◆ EXERCISE INPUTS:
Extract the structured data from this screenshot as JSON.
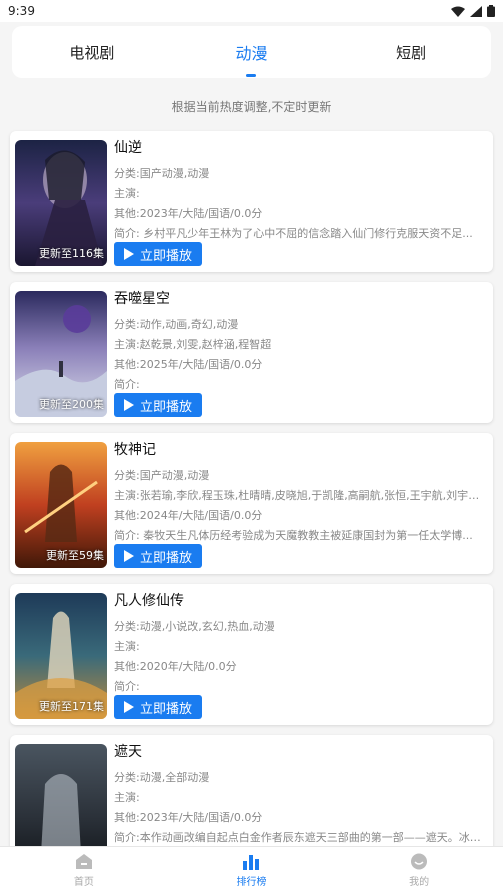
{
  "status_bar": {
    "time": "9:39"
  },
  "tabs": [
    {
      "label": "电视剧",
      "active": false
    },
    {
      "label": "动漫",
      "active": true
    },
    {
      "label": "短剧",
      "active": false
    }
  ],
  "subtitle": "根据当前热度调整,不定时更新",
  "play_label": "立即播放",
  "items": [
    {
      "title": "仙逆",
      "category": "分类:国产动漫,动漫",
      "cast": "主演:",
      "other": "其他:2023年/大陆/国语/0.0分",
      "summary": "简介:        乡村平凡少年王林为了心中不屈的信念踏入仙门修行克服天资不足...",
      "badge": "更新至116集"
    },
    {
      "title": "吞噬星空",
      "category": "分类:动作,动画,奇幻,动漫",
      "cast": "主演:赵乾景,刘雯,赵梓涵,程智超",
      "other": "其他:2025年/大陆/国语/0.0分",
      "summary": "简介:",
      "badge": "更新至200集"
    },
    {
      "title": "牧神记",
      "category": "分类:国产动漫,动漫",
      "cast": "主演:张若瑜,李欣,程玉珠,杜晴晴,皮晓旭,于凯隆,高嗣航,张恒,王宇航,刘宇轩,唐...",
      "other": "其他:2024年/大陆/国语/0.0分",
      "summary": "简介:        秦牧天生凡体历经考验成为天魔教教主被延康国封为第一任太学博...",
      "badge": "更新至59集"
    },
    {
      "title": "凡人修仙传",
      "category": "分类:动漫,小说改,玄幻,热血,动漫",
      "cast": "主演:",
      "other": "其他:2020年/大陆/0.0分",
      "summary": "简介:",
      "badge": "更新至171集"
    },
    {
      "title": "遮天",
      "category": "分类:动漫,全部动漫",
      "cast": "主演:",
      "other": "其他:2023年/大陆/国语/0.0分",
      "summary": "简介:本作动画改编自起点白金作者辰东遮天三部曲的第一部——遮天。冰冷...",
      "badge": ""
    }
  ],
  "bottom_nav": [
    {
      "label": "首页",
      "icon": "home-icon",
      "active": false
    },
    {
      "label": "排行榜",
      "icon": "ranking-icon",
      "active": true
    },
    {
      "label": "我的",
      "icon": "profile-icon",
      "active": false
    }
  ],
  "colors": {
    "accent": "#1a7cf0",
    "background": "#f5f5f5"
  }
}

...

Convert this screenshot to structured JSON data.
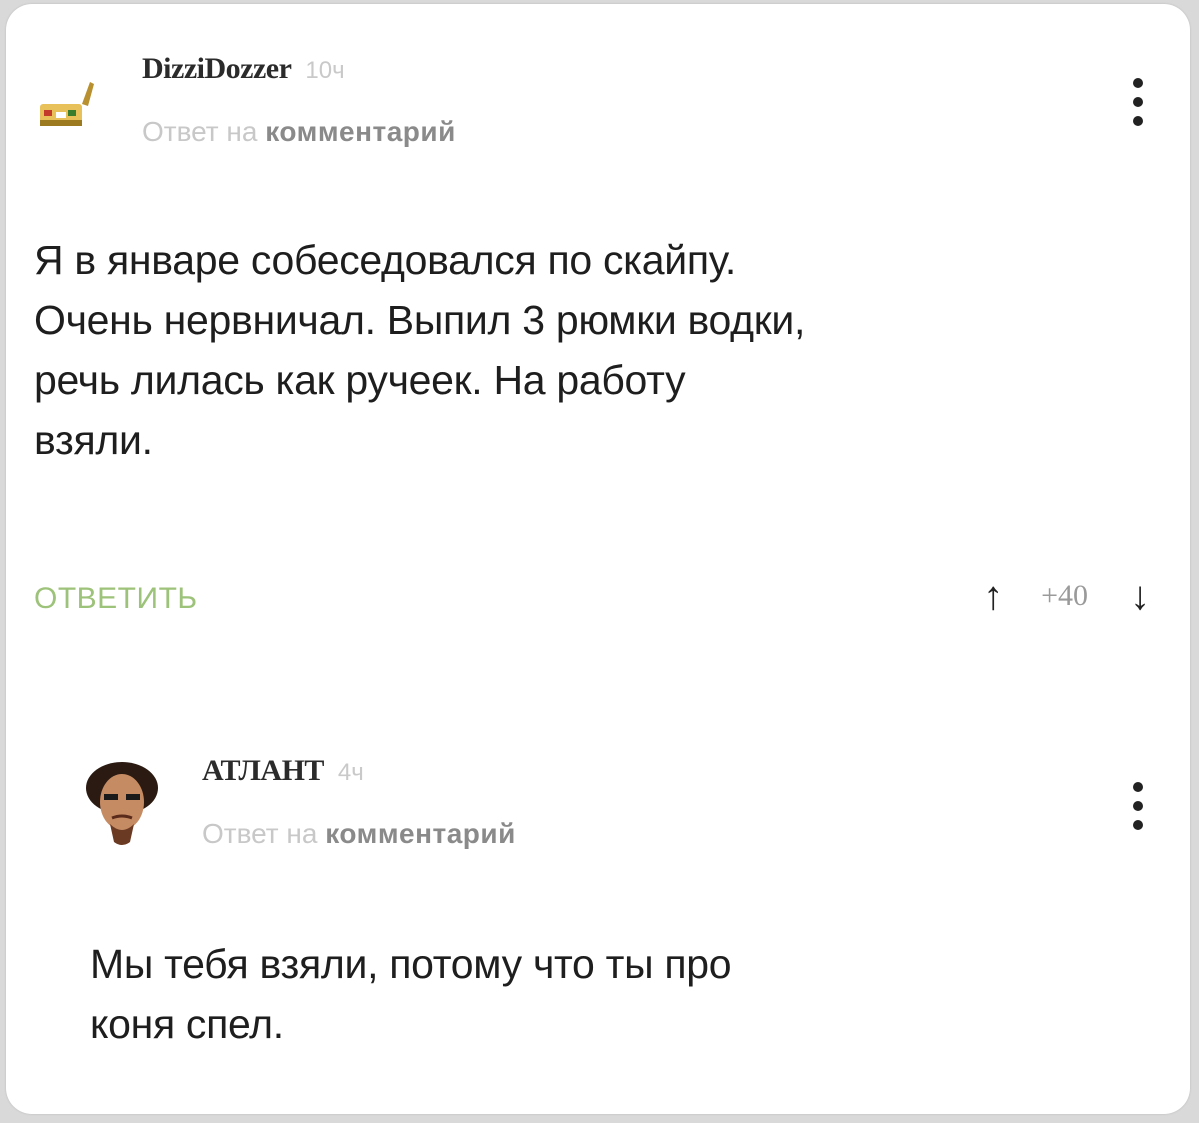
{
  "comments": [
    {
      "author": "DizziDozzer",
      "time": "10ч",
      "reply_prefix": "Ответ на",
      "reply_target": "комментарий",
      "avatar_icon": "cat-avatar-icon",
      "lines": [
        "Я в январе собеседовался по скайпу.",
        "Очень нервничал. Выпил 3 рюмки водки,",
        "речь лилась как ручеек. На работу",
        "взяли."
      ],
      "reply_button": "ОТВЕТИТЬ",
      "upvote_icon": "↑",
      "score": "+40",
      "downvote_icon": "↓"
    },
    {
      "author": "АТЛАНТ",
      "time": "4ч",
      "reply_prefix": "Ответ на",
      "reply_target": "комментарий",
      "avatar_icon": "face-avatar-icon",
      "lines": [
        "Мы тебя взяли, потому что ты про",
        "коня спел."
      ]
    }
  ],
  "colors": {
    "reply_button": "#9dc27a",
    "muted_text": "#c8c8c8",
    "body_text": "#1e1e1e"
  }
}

◆ TASK TO CARRY OUT: Check every line of the material for the string "screenshot" and give the number of lines that have it, without anything else.

◆ COMPLETE RESPONSE: 2